┌────────

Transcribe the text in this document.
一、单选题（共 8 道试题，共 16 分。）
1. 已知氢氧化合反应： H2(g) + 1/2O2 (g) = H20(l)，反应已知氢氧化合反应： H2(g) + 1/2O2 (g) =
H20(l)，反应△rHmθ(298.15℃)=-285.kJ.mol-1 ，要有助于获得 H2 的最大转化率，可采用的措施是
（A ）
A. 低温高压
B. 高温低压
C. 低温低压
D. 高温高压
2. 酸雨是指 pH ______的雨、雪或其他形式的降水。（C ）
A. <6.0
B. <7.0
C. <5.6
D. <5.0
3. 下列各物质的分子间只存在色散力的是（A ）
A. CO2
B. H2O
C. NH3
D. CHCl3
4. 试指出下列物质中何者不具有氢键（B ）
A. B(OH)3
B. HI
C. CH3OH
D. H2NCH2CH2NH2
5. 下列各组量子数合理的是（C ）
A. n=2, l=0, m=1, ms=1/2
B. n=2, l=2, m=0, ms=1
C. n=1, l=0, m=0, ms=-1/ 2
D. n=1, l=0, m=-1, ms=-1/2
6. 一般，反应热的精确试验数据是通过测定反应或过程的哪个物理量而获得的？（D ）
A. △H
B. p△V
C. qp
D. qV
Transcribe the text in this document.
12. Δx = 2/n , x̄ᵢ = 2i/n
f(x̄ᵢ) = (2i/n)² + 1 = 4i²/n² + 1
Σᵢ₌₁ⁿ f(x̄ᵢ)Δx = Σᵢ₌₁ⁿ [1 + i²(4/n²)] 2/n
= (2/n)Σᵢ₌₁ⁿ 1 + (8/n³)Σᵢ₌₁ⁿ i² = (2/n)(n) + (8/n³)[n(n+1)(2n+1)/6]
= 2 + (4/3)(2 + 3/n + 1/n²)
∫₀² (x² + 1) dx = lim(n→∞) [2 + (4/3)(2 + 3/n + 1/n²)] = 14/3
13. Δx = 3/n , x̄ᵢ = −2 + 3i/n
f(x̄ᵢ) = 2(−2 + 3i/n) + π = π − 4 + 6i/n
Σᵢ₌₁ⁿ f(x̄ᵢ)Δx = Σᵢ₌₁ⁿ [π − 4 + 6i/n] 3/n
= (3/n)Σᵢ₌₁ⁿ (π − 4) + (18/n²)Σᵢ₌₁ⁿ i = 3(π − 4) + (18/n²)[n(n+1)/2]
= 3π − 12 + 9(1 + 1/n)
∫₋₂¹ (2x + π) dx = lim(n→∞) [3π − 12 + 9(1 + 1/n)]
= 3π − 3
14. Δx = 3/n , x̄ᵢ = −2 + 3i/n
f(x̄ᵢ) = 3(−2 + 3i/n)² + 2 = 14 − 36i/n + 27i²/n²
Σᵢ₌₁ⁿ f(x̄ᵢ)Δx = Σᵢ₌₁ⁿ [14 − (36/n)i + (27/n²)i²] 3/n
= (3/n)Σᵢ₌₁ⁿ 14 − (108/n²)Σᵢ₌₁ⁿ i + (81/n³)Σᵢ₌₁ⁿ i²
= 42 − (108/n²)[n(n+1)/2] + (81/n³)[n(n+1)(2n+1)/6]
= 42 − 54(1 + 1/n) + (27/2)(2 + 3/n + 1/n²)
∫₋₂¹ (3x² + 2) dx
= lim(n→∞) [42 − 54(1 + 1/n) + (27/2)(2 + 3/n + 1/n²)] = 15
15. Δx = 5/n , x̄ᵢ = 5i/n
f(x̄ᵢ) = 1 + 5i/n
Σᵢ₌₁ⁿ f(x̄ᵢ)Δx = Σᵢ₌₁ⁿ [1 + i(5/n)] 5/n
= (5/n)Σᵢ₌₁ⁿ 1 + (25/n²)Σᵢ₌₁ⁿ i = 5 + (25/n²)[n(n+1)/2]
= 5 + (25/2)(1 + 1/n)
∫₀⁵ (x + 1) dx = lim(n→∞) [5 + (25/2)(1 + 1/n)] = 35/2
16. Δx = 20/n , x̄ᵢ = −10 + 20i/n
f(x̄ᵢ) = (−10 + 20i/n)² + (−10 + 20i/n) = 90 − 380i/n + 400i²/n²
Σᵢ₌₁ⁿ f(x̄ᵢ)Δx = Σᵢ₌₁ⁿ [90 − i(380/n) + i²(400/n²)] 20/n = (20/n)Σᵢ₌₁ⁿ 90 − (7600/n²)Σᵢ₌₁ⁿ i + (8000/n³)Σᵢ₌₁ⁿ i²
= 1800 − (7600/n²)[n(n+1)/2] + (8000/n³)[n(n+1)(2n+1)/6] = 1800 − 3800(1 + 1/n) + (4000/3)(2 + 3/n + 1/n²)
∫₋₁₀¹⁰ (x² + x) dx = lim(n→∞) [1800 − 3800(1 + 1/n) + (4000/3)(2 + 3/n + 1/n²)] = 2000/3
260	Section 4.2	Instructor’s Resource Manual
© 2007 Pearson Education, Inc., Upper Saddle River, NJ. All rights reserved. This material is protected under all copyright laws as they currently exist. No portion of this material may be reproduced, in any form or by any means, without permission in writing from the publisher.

└────────

### Description of the task:
Copy each line of the data above without altering a single character.

### The completed task:
Transcribe the text in this document.
一、单选题（共 8 道试题，共 16 分。）
1. 已知氢氧化合反应： H2(g) + 1/2O2 (g) = H20(l)，反应已知氢氧化合反应： H2(g) + 1/2O2 (g) =
H20(l)，反应△rHmθ(298.15℃)=-285.kJ.mol-1 ，要有助于获得 H2 的最大转化率，可采用的措施是
（A ）
A. 低温高压
B. 高温低压
C. 低温低压
D. 高温高压
2. 酸雨是指 pH ______的雨、雪或其他形式的降水。（C ）
A. <6.0
B. <7.0
C. <5.6
D. <5.0
3. 下列各物质的分子间只存在色散力的是（A ）
A. CO2
B. H2O
C. NH3
D. CHCl3
4. 试指出下列物质中何者不具有氢键（B ）
A. B(OH)3
B. HI
C. CH3OH
D. H2NCH2CH2NH2
5. 下列各组量子数合理的是（C ）
A. n=2, l=0, m=1, ms=1/2
B. n=2, l=2, m=0, ms=1
C. n=1, l=0, m=0, ms=-1/ 2
D. n=1, l=0, m=-1, ms=-1/2
6. 一般，反应热的精确试验数据是通过测定反应或过程的哪个物理量而获得的？（D ）
A. △H
B. p△V
C. qp
D. qV
Transcribe the text in this document.
12. Δx = 2/n , x̄ᵢ = 2i/n
f(x̄ᵢ) = (2i/n)² + 1 = 4i²/n² + 1
Σᵢ₌₁ⁿ f(x̄ᵢ)Δx = Σᵢ₌₁ⁿ [1 + i²(4/n²)] 2/n
= (2/n)Σᵢ₌₁ⁿ 1 + (8/n³)Σᵢ₌₁ⁿ i² = (2/n)(n) + (8/n³)[n(n+1)(2n+1)/6]
= 2 + (4/3)(2 + 3/n + 1/n²)
∫₀² (x² + 1) dx = lim(n→∞) [2 + (4/3)(2 + 3/n + 1/n²)] = 14/3
13. Δx = 3/n , x̄ᵢ = −2 + 3i/n
f(x̄ᵢ) = 2(−2 + 3i/n) + π = π − 4 + 6i/n
Σᵢ₌₁ⁿ f(x̄ᵢ)Δx = Σᵢ₌₁ⁿ [π − 4 + 6i/n] 3/n
= (3/n)Σᵢ₌₁ⁿ (π − 4) + (18/n²)Σᵢ₌₁ⁿ i = 3(π − 4) + (18/n²)[n(n+1)/2]
= 3π − 12 + 9(1 + 1/n)
∫₋₂¹ (2x + π) dx = lim(n→∞) [3π − 12 + 9(1 + 1/n)]
= 3π − 3
14. Δx = 3/n , x̄ᵢ = −2 + 3i/n
f(x̄ᵢ) = 3(−2 + 3i/n)² + 2 = 14 − 36i/n + 27i²/n²
Σᵢ₌₁ⁿ f(x̄ᵢ)Δx = Σᵢ₌₁ⁿ [14 − (36/n)i + (27/n²)i²] 3/n
= (3/n)Σᵢ₌₁ⁿ 14 − (108/n²)Σᵢ₌₁ⁿ i + (81/n³)Σᵢ₌₁ⁿ i²
= 42 − (108/n²)[n(n+1)/2] + (81/n³)[n(n+1)(2n+1)/6]
= 42 − 54(1 + 1/n) + (27/2)(2 + 3/n + 1/n²)
∫₋₂¹ (3x² + 2) dx
= lim(n→∞) [42 − 54(1 + 1/n) + (27/2)(2 + 3/n + 1/n²)] = 15
15. Δx = 5/n , x̄ᵢ = 5i/n
f(x̄ᵢ) = 1 + 5i/n
Σᵢ₌₁ⁿ f(x̄ᵢ)Δx = Σᵢ₌₁ⁿ [1 + i(5/n)] 5/n
= (5/n)Σᵢ₌₁ⁿ 1 + (25/n²)Σᵢ₌₁ⁿ i = 5 + (25/n²)[n(n+1)/2]
= 5 + (25/2)(1 + 1/n)
∫₀⁵ (x + 1) dx = lim(n→∞) [5 + (25/2)(1 + 1/n)] = 35/2
16. Δx = 20/n , x̄ᵢ = −10 + 20i/n
f(x̄ᵢ) = (−10 + 20i/n)² + (−10 + 20i/n) = 90 − 380i/n + 400i²/n²
Σᵢ₌₁ⁿ f(x̄ᵢ)Δx = Σᵢ₌₁ⁿ [90 − i(380/n) + i²(400/n²)] 20/n = (20/n)Σᵢ₌₁ⁿ 90 − (7600/n²)Σᵢ₌₁ⁿ i + (8000/n³)Σᵢ₌₁ⁿ i²
= 1800 − (7600/n²)[n(n+1)/2] + (8000/n³)[n(n+1)(2n+1)/6] = 1800 − 3800(1 + 1/n) + (4000/3)(2 + 3/n + 1/n²)
∫₋₁₀¹⁰ (x² + x) dx = lim(n→∞) [1800 − 3800(1 + 1/n) + (4000/3)(2 + 3/n + 1/n²)] = 2000/3
260	Section 4.2	Instructor’s Resource Manual
© 2007 Pearson Education, Inc., Upper Saddle River, NJ. All rights reserved. This material is protected under all copyright laws as they currently exist. No portion of this material may be reproduced, in any form or by any means, without permission in writing from the publisher.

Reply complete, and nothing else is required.